(Dataset rows about figures)
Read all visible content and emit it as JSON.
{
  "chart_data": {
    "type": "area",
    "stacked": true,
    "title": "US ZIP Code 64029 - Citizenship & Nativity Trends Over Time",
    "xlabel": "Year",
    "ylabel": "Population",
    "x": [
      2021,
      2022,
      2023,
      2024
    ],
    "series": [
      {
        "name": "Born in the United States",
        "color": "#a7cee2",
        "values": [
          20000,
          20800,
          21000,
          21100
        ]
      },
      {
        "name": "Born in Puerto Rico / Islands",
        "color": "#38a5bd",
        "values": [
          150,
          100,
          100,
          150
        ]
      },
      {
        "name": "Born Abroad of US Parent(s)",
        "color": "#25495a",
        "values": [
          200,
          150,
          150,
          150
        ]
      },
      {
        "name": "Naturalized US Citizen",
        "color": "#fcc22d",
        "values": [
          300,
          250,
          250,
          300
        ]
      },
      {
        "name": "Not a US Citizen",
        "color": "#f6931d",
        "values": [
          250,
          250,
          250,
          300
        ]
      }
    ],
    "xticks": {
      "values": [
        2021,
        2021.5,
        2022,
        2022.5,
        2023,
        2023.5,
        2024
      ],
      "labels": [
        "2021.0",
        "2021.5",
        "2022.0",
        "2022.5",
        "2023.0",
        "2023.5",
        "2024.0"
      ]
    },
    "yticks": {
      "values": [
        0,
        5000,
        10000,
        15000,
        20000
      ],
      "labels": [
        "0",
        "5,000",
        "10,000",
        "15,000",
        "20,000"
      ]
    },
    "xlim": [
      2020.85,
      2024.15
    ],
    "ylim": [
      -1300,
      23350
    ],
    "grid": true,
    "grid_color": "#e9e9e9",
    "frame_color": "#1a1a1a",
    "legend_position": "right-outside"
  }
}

◆ **Task objective**: Please set down each line of the records exactly as given.

◆ **Full output**:
Read all visible content and emit it as JSON.
{
  "chart_data": {
    "type": "area",
    "stacked": true,
    "title": "US ZIP Code 64029 - Citizenship & Nativity Trends Over Time",
    "xlabel": "Year",
    "ylabel": "Population",
    "x": [
      2021,
      2022,
      2023,
      2024
    ],
    "series": [
      {
        "name": "Born in the United States",
        "color": "#a7cee2",
        "values": [
          20000,
          20800,
          21000,
          21100
        ]
      },
      {
        "name": "Born in Puerto Rico / Islands",
        "color": "#38a5bd",
        "values": [
          150,
          100,
          100,
          150
        ]
      },
      {
        "name": "Born Abroad of US Parent(s)",
        "color": "#25495a",
        "values": [
          200,
          150,
          150,
          150
        ]
      },
      {
        "name": "Naturalized US Citizen",
        "color": "#fcc22d",
        "values": [
          300,
          250,
          250,
          300
        ]
      },
      {
        "name": "Not a US Citizen",
        "color": "#f6931d",
        "values": [
          250,
          250,
          250,
          300
        ]
      }
    ],
    "xticks": {
      "values": [
        2021,
        2021.5,
        2022,
        2022.5,
        2023,
        2023.5,
        2024
      ],
      "labels": [
        "2021.0",
        "2021.5",
        "2022.0",
        "2022.5",
        "2023.0",
        "2023.5",
        "2024.0"
      ]
    },
    "yticks": {
      "values": [
        0,
        5000,
        10000,
        15000,
        20000
      ],
      "labels": [
        "0",
        "5,000",
        "10,000",
        "15,000",
        "20,000"
      ]
    },
    "xlim": [
      2020.85,
      2024.15
    ],
    "ylim": [
      -1300,
      23350
    ],
    "grid": true,
    "grid_color": "#e9e9e9",
    "frame_color": "#1a1a1a",
    "legend_position": "right-outside"
  }
}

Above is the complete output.